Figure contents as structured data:
--- START ---

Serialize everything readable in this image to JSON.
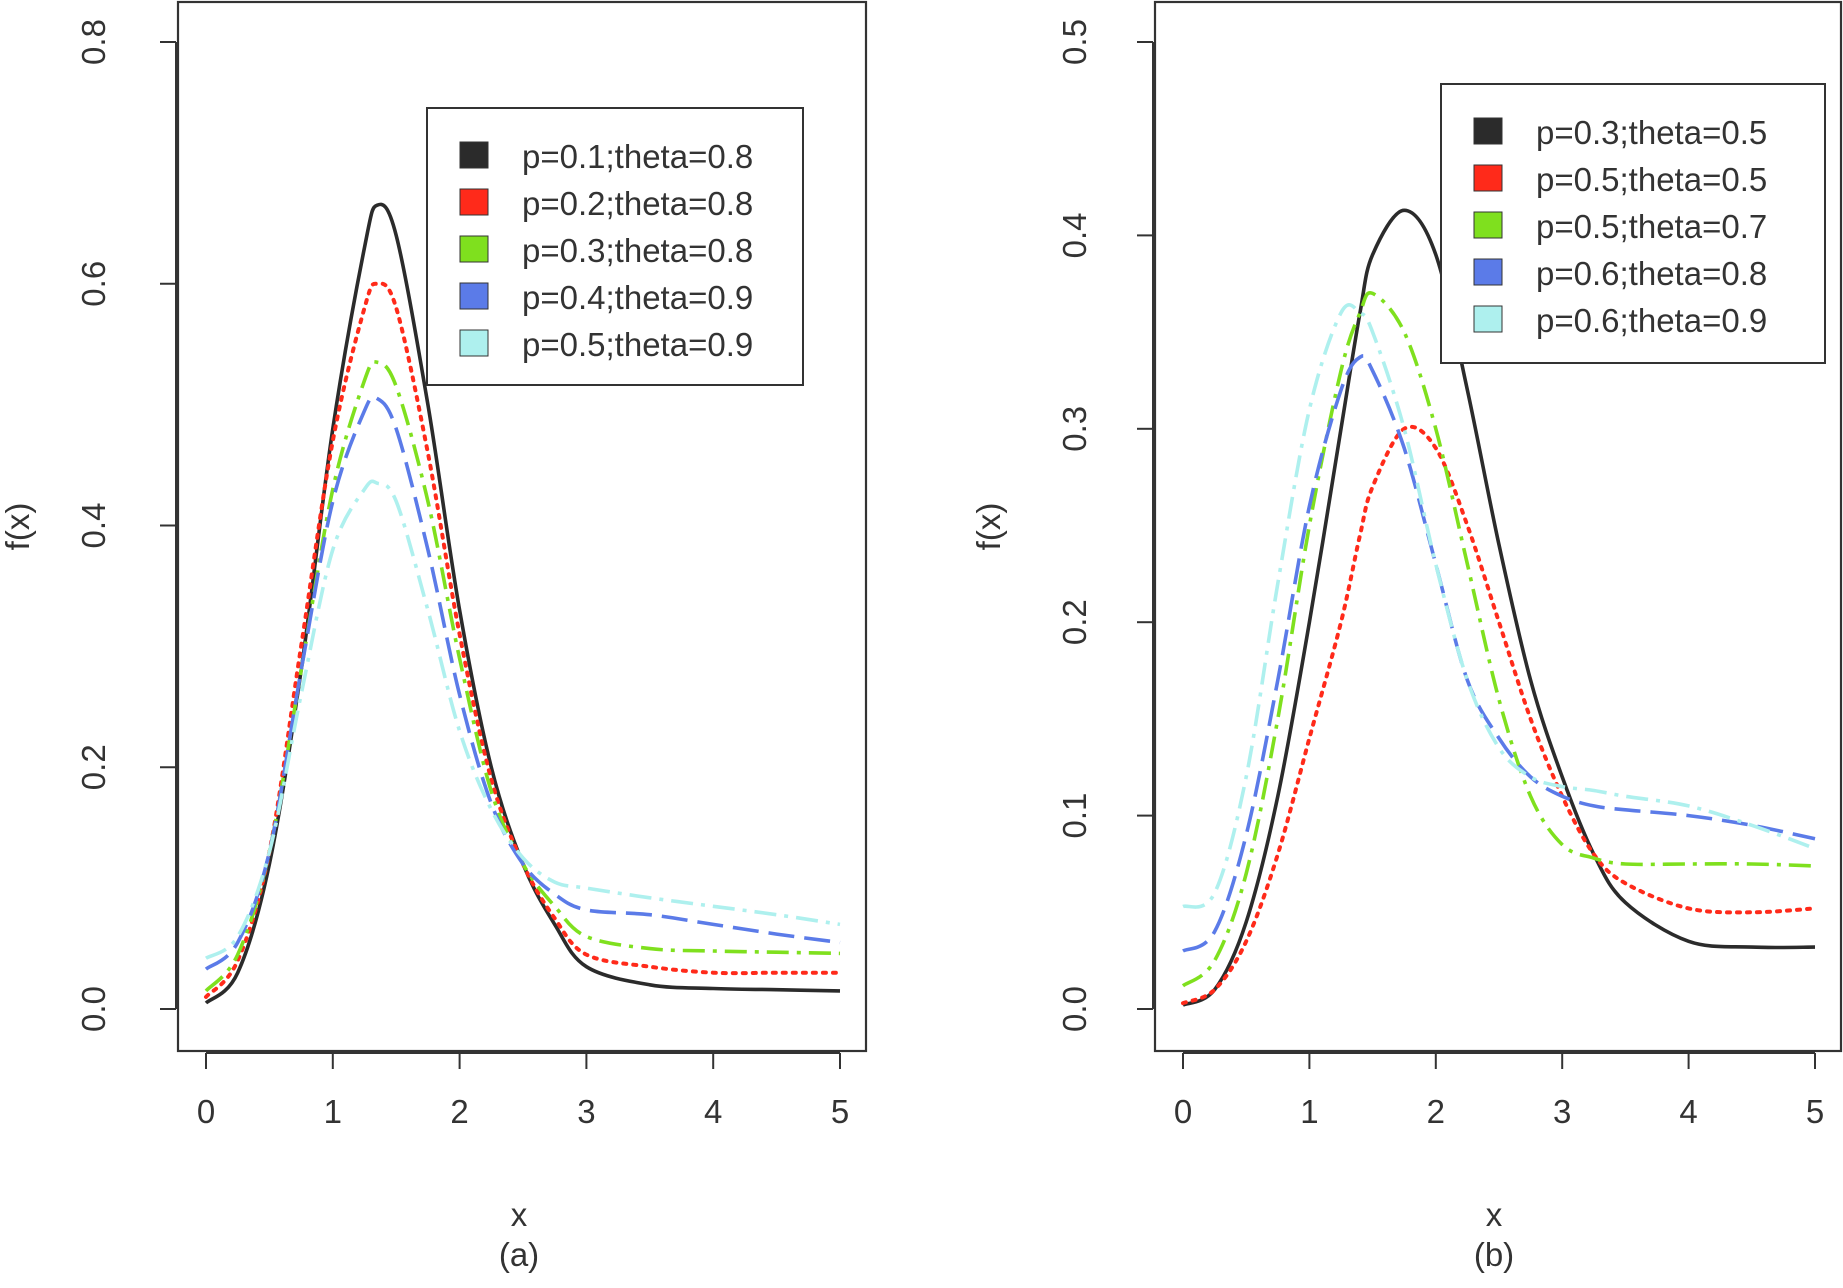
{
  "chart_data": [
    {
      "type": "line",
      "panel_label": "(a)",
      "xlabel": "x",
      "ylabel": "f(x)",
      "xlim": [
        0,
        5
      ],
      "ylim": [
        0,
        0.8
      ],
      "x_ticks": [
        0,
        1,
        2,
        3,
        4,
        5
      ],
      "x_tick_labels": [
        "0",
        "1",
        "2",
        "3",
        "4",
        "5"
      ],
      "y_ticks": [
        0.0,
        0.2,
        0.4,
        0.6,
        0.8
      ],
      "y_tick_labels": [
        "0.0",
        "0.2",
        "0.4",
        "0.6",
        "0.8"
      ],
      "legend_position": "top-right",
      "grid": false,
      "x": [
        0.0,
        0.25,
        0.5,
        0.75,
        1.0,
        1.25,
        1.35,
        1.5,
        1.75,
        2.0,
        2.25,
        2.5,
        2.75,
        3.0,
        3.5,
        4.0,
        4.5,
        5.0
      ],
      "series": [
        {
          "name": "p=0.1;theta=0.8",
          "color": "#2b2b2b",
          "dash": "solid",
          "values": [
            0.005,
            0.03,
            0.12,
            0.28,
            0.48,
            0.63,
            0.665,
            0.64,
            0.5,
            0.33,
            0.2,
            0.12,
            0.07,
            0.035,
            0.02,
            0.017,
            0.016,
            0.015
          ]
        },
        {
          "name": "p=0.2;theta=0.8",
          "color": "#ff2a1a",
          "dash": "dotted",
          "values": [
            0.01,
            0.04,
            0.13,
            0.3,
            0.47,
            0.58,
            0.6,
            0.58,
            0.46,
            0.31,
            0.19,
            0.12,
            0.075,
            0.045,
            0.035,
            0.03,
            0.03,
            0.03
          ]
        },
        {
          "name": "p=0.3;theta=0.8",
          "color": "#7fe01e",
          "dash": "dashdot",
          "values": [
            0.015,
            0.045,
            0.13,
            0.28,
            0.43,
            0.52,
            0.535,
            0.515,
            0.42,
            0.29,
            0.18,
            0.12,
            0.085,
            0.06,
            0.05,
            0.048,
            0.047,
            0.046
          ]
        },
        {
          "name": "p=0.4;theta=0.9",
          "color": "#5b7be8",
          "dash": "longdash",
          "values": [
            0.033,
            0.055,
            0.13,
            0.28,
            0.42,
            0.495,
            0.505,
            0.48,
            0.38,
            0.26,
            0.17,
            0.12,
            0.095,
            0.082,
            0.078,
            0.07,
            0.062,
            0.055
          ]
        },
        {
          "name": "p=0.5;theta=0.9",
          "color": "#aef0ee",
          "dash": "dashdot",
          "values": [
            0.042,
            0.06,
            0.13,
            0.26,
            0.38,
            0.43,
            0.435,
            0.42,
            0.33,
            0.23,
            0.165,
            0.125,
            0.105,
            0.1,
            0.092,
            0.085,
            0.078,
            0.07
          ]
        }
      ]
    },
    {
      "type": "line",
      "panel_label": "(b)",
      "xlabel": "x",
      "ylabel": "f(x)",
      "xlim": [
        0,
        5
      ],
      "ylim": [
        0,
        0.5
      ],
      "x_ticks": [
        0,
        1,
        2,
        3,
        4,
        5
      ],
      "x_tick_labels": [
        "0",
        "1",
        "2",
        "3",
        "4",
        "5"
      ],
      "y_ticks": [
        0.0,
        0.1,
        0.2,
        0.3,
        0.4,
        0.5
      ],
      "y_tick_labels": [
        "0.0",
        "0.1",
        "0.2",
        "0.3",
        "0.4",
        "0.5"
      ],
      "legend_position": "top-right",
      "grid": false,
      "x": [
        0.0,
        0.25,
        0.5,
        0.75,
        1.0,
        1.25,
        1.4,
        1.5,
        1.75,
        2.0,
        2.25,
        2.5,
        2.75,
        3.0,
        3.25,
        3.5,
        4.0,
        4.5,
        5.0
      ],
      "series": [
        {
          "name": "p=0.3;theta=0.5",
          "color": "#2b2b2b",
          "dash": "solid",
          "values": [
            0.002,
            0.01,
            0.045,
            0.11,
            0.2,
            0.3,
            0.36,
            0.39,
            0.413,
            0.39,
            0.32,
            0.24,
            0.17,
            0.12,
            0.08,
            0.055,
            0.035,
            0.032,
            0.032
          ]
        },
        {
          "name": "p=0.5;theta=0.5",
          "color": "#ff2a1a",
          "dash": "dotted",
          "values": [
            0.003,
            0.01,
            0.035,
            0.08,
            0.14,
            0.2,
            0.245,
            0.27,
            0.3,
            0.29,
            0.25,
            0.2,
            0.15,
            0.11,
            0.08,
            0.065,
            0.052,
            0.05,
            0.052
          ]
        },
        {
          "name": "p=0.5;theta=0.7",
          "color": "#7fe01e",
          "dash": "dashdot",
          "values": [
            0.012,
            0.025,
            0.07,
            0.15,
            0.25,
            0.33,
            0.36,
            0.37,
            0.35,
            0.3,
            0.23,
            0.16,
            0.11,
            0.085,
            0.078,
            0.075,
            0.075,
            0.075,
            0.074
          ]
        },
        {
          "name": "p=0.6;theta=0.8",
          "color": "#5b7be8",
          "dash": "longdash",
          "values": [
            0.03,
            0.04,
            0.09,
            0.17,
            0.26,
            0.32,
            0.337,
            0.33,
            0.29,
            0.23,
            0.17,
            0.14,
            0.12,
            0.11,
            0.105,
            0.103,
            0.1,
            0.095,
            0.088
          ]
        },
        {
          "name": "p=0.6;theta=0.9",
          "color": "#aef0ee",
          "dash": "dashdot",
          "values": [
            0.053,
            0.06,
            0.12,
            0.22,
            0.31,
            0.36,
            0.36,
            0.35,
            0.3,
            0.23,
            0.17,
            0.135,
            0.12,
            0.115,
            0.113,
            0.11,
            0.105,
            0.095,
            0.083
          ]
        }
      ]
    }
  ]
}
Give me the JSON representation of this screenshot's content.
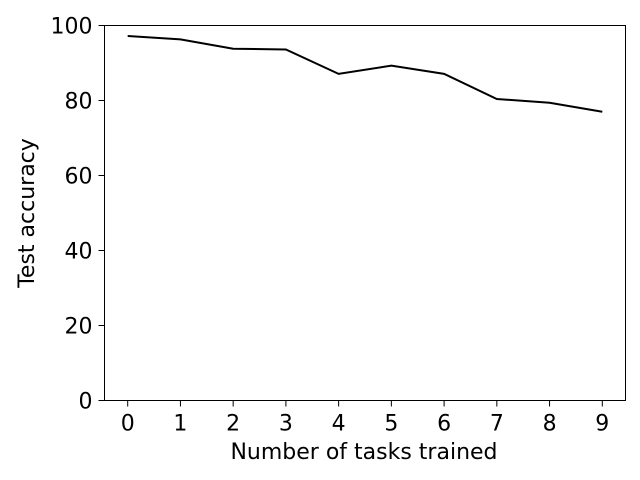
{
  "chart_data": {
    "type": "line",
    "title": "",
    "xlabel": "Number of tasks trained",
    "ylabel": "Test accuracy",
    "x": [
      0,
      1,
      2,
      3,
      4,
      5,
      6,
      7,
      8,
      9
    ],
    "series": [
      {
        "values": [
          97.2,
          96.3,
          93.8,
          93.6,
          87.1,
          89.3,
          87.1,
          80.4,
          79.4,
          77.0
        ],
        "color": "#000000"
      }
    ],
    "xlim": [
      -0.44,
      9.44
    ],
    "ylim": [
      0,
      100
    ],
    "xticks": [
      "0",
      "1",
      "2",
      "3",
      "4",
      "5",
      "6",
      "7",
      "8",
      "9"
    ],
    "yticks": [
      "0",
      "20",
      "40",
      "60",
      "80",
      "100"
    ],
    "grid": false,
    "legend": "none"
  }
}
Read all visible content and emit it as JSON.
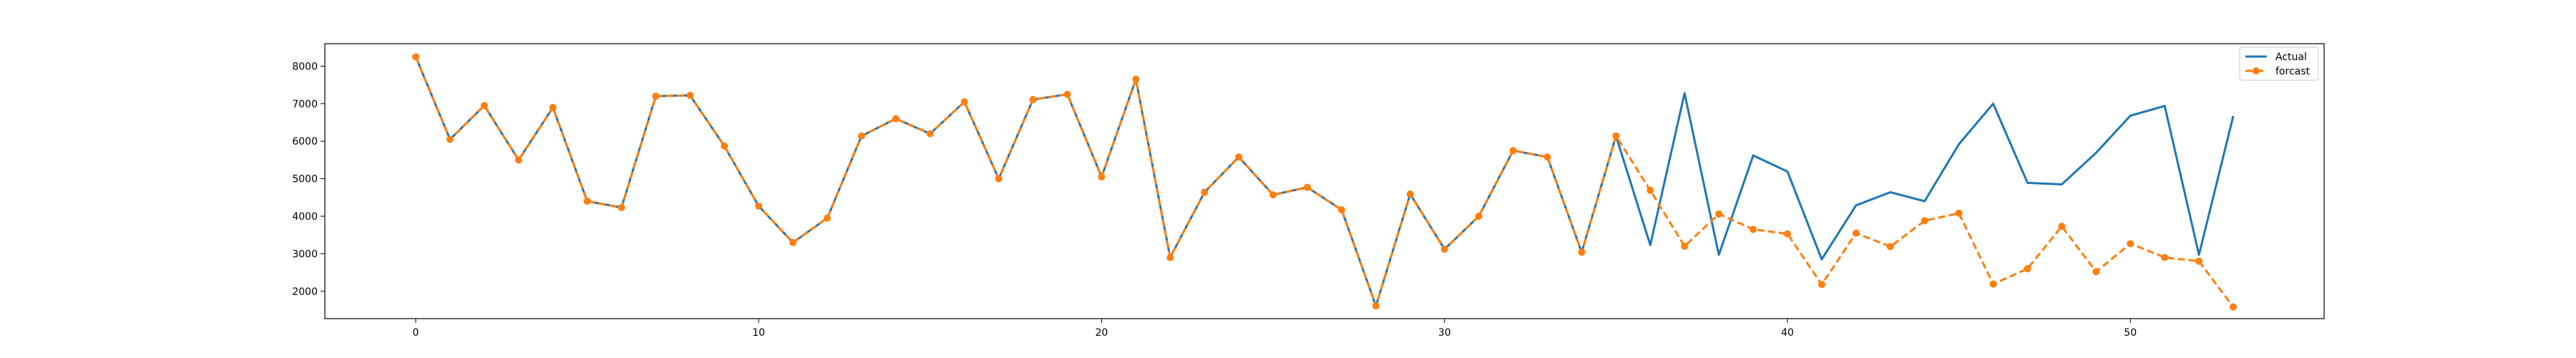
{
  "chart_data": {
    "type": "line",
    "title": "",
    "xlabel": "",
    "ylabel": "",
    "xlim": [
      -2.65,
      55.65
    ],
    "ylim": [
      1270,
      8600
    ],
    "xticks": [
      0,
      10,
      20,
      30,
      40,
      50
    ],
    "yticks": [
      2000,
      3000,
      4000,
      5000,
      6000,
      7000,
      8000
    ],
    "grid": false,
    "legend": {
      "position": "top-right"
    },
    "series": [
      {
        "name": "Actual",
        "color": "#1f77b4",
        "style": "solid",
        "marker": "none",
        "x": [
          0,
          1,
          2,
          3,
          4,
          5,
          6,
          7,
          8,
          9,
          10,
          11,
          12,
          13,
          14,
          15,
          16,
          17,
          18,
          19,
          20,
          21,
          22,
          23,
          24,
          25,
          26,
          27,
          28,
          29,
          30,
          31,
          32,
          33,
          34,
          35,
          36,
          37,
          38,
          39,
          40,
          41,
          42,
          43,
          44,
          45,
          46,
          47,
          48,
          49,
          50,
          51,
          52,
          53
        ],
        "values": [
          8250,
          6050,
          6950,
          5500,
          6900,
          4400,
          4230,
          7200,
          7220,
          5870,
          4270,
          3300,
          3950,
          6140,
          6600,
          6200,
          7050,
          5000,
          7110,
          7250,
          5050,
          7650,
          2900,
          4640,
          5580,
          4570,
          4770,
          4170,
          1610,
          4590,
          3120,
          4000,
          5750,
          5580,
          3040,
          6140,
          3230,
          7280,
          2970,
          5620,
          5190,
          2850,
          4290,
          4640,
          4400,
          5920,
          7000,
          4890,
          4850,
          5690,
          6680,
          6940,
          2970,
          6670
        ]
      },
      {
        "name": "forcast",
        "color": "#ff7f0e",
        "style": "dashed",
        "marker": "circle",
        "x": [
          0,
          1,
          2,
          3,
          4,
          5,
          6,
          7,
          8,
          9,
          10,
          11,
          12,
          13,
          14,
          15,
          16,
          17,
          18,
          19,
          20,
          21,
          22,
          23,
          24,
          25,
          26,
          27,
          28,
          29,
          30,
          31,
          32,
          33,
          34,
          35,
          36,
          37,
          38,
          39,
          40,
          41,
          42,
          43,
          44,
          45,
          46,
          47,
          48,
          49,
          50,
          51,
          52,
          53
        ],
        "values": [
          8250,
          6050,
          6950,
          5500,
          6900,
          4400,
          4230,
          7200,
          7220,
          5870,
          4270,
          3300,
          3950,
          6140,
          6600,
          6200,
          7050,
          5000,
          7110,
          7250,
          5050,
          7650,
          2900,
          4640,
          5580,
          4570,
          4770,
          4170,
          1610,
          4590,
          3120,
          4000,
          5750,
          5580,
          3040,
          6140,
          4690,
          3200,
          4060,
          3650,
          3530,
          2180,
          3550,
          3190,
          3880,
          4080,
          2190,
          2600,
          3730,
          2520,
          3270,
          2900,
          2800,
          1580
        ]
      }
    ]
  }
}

--- END ---

Given instruction
Find the word "theta" in the entries, and copy every line it shows up in.

Full output
          "name": "p=0.1;theta=0.8",
          "name": "p=0.2;theta=0.8",
          "name": "p=0.3;theta=0.8",
          "name": "p=0.4;theta=0.9",
          "name": "p=0.5;theta=0.9",
          "name": "p=0.3;theta=0.5",
          "name": "p=0.5;theta=0.5",
          "name": "p=0.5;theta=0.7",
          "name": "p=0.6;theta=0.8",
          "name": "p=0.6;theta=0.9",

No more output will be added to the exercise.